▸ Brief
Could you extract every entry below and reproduce it exactly?

▸ Saved data entries
■ ■ ■ ■ ■ ■ ■

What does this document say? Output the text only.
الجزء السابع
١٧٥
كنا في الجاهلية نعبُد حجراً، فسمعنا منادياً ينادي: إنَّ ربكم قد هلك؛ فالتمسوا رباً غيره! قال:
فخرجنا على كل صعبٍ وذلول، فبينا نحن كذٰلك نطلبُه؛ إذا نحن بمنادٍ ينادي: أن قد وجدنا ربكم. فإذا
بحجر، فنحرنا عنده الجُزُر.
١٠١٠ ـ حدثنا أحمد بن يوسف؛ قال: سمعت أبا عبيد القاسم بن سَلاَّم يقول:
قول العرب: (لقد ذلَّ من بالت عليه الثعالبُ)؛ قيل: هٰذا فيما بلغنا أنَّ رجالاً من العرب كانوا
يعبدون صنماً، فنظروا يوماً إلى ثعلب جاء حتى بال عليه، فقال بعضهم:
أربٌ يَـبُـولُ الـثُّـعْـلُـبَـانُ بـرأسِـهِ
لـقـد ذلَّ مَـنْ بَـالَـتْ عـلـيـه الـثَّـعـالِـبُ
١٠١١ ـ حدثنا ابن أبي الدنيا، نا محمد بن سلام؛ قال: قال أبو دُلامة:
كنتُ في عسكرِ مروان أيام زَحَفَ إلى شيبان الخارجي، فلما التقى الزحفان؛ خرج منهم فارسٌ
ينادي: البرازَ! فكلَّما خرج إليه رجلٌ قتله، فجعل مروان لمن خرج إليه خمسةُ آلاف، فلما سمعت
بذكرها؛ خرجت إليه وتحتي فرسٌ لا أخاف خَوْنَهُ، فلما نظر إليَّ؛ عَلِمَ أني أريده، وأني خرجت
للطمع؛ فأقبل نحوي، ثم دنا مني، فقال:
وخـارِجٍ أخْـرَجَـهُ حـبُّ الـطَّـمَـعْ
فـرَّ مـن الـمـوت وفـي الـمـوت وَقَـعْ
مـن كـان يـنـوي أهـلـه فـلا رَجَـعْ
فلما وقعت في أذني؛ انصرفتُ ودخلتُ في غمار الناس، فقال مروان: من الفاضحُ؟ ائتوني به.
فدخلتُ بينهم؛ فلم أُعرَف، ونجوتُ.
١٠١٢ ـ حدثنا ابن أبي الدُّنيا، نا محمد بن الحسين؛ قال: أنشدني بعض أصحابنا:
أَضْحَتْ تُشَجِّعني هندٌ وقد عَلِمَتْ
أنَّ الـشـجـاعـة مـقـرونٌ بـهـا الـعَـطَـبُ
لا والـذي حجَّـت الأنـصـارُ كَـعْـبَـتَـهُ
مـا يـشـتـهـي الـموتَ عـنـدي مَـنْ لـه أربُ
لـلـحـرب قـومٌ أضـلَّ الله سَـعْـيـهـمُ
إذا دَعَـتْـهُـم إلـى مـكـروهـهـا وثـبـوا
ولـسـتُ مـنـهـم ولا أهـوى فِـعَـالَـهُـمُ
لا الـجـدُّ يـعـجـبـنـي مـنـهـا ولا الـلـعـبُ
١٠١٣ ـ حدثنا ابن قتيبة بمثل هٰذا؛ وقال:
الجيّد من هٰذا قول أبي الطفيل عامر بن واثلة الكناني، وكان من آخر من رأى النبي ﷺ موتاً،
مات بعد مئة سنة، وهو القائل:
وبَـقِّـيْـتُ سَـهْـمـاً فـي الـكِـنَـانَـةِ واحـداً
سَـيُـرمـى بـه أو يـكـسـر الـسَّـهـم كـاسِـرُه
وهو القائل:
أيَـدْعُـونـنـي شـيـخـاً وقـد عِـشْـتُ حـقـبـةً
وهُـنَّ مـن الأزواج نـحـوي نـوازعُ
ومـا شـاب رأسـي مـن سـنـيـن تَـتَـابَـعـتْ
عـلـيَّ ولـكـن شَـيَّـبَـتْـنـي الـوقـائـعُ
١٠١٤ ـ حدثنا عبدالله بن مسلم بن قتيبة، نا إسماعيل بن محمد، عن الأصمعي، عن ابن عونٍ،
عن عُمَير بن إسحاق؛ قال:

■ ■ ■ ■ ■ ■ ■

▸ Result for this task
What does this document say? Output the text only.
الجزء السابع
١٧٥
كنا في الجاهلية نعبُد حجراً، فسمعنا منادياً ينادي: إنَّ ربكم قد هلك؛ فالتمسوا رباً غيره! قال:
فخرجنا على كل صعبٍ وذلول، فبينا نحن كذٰلك نطلبُه؛ إذا نحن بمنادٍ ينادي: أن قد وجدنا ربكم. فإذا
بحجر، فنحرنا عنده الجُزُر.
١٠١٠ ـ حدثنا أحمد بن يوسف؛ قال: سمعت أبا عبيد القاسم بن سَلاَّم يقول:
قول العرب: (لقد ذلَّ من بالت عليه الثعالبُ)؛ قيل: هٰذا فيما بلغنا أنَّ رجالاً من العرب كانوا
يعبدون صنماً، فنظروا يوماً إلى ثعلب جاء حتى بال عليه، فقال بعضهم:
أربٌ يَـبُـولُ الـثُّـعْـلُـبَـانُ بـرأسِـهِ
لـقـد ذلَّ مَـنْ بَـالَـتْ عـلـيـه الـثَّـعـالِـبُ
١٠١١ ـ حدثنا ابن أبي الدنيا، نا محمد بن سلام؛ قال: قال أبو دُلامة:
كنتُ في عسكرِ مروان أيام زَحَفَ إلى شيبان الخارجي، فلما التقى الزحفان؛ خرج منهم فارسٌ
ينادي: البرازَ! فكلَّما خرج إليه رجلٌ قتله، فجعل مروان لمن خرج إليه خمسةُ آلاف، فلما سمعت
بذكرها؛ خرجت إليه وتحتي فرسٌ لا أخاف خَوْنَهُ، فلما نظر إليَّ؛ عَلِمَ أني أريده، وأني خرجت
للطمع؛ فأقبل نحوي، ثم دنا مني، فقال:
وخـارِجٍ أخْـرَجَـهُ حـبُّ الـطَّـمَـعْ
فـرَّ مـن الـمـوت وفـي الـمـوت وَقَـعْ
مـن كـان يـنـوي أهـلـه فـلا رَجَـعْ
فلما وقعت في أذني؛ انصرفتُ ودخلتُ في غمار الناس، فقال مروان: من الفاضحُ؟ ائتوني به.
فدخلتُ بينهم؛ فلم أُعرَف، ونجوتُ.
١٠١٢ ـ حدثنا ابن أبي الدُّنيا، نا محمد بن الحسين؛ قال: أنشدني بعض أصحابنا:
أَضْحَتْ تُشَجِّعني هندٌ وقد عَلِمَتْ
أنَّ الـشـجـاعـة مـقـرونٌ بـهـا الـعَـطَـبُ
لا والـذي حجَّـت الأنـصـارُ كَـعْـبَـتَـهُ
مـا يـشـتـهـي الـموتَ عـنـدي مَـنْ لـه أربُ
لـلـحـرب قـومٌ أضـلَّ الله سَـعْـيـهـمُ
إذا دَعَـتْـهُـم إلـى مـكـروهـهـا وثـبـوا
ولـسـتُ مـنـهـم ولا أهـوى فِـعَـالَـهُـمُ
لا الـجـدُّ يـعـجـبـنـي مـنـهـا ولا الـلـعـبُ
١٠١٣ ـ حدثنا ابن قتيبة بمثل هٰذا؛ وقال:
الجيّد من هٰذا قول أبي الطفيل عامر بن واثلة الكناني، وكان من آخر من رأى النبي ﷺ موتاً،
مات بعد مئة سنة، وهو القائل:
وبَـقِّـيْـتُ سَـهْـمـاً فـي الـكِـنَـانَـةِ واحـداً
سَـيُـرمـى بـه أو يـكـسـر الـسَّـهـم كـاسِـرُه
وهو القائل:
أيَـدْعُـونـنـي شـيـخـاً وقـد عِـشْـتُ حـقـبـةً
وهُـنَّ مـن الأزواج نـحـوي نـوازعُ
ومـا شـاب رأسـي مـن سـنـيـن تَـتَـابَـعـتْ
عـلـيَّ ولـكـن شَـيَّـبَـتْـنـي الـوقـائـعُ
١٠١٤ ـ حدثنا عبدالله بن مسلم بن قتيبة، نا إسماعيل بن محمد، عن الأصمعي، عن ابن عونٍ،
عن عُمَير بن إسحاق؛ قال:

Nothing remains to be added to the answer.